# Directions:
Copy verbatim the lines below from the line with "Output 21 of" to the line with "525, 80, 543]", both ends included, and omit the pictures.

# Data entries:
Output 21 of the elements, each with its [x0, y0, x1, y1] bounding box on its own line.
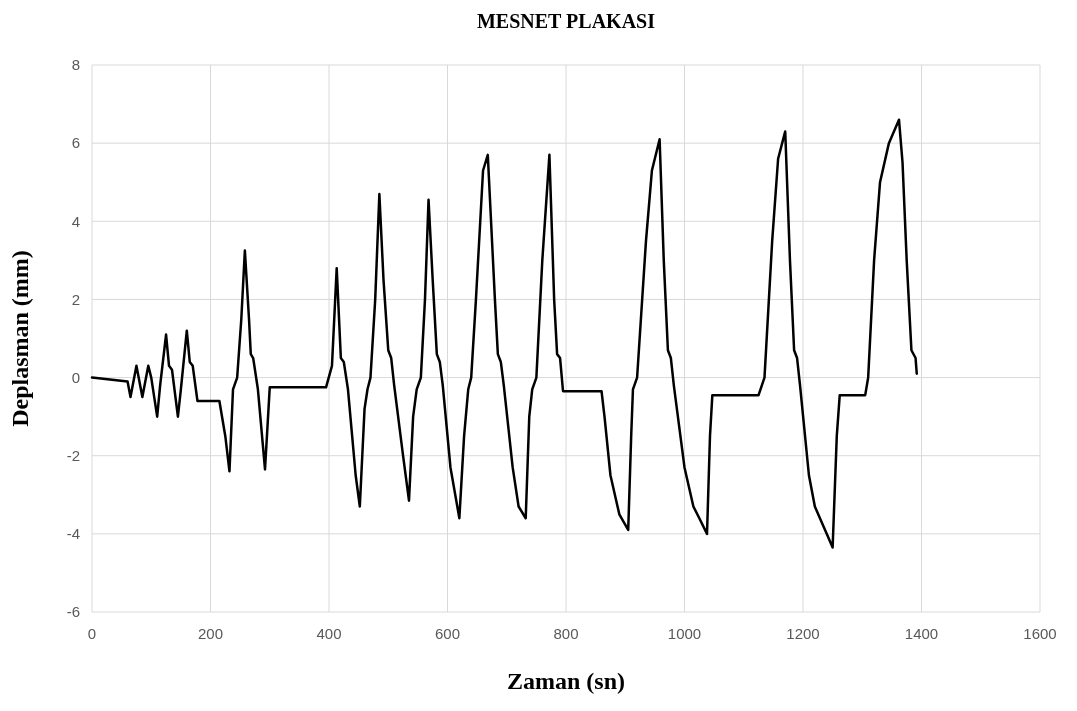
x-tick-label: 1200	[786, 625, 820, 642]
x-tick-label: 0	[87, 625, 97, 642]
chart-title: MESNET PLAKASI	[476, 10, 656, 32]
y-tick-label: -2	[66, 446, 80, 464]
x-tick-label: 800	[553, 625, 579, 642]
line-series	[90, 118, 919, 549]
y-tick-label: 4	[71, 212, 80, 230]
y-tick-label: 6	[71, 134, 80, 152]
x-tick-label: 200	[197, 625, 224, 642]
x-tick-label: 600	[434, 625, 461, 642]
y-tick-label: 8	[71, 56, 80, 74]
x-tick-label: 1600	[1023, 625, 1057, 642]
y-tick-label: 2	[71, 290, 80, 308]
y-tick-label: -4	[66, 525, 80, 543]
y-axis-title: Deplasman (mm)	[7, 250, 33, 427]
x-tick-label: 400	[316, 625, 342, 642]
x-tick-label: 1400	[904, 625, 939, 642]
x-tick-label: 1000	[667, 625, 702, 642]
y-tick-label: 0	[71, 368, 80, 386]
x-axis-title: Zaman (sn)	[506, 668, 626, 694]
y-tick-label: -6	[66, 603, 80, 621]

--

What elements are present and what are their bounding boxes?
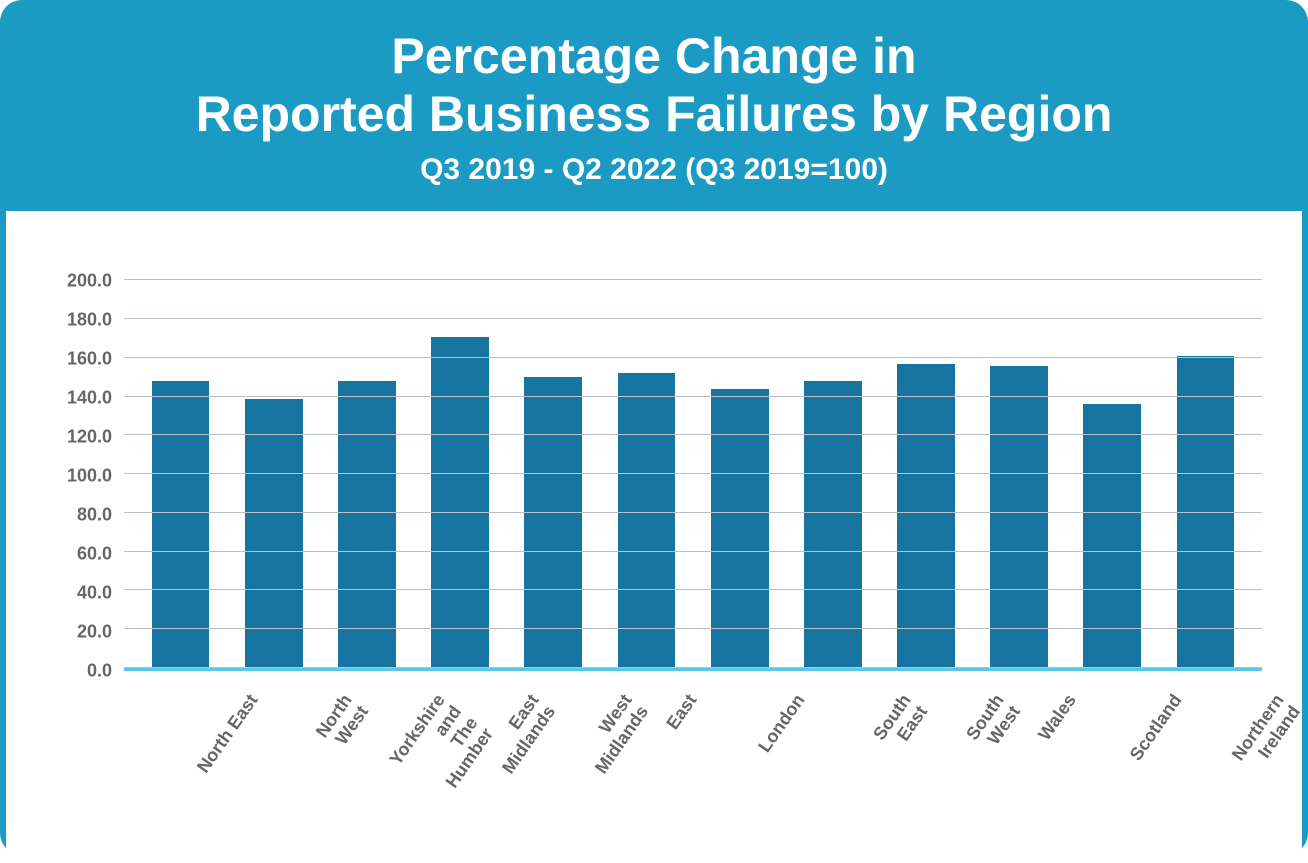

# Result for this task:
Output 21 of the elements, each with its [x0, y0, x1, y1] bounding box on its own line.
x-tick-label: 1200	[786, 625, 820, 642]
x-tick-label: 0	[87, 625, 97, 642]
chart-title: MESNET PLAKASI	[476, 10, 656, 32]
y-tick-label: -2	[66, 446, 80, 464]
x-tick-label: 800	[553, 625, 579, 642]
line-series	[90, 118, 919, 549]
y-tick-label: 4	[71, 212, 80, 230]
y-tick-label: 6	[71, 134, 80, 152]
x-tick-label: 200	[197, 625, 224, 642]
x-tick-label: 600	[434, 625, 461, 642]
y-tick-label: 8	[71, 56, 80, 74]
x-tick-label: 1600	[1023, 625, 1057, 642]
y-tick-label: 2	[71, 290, 80, 308]
y-tick-label: -4	[66, 525, 80, 543]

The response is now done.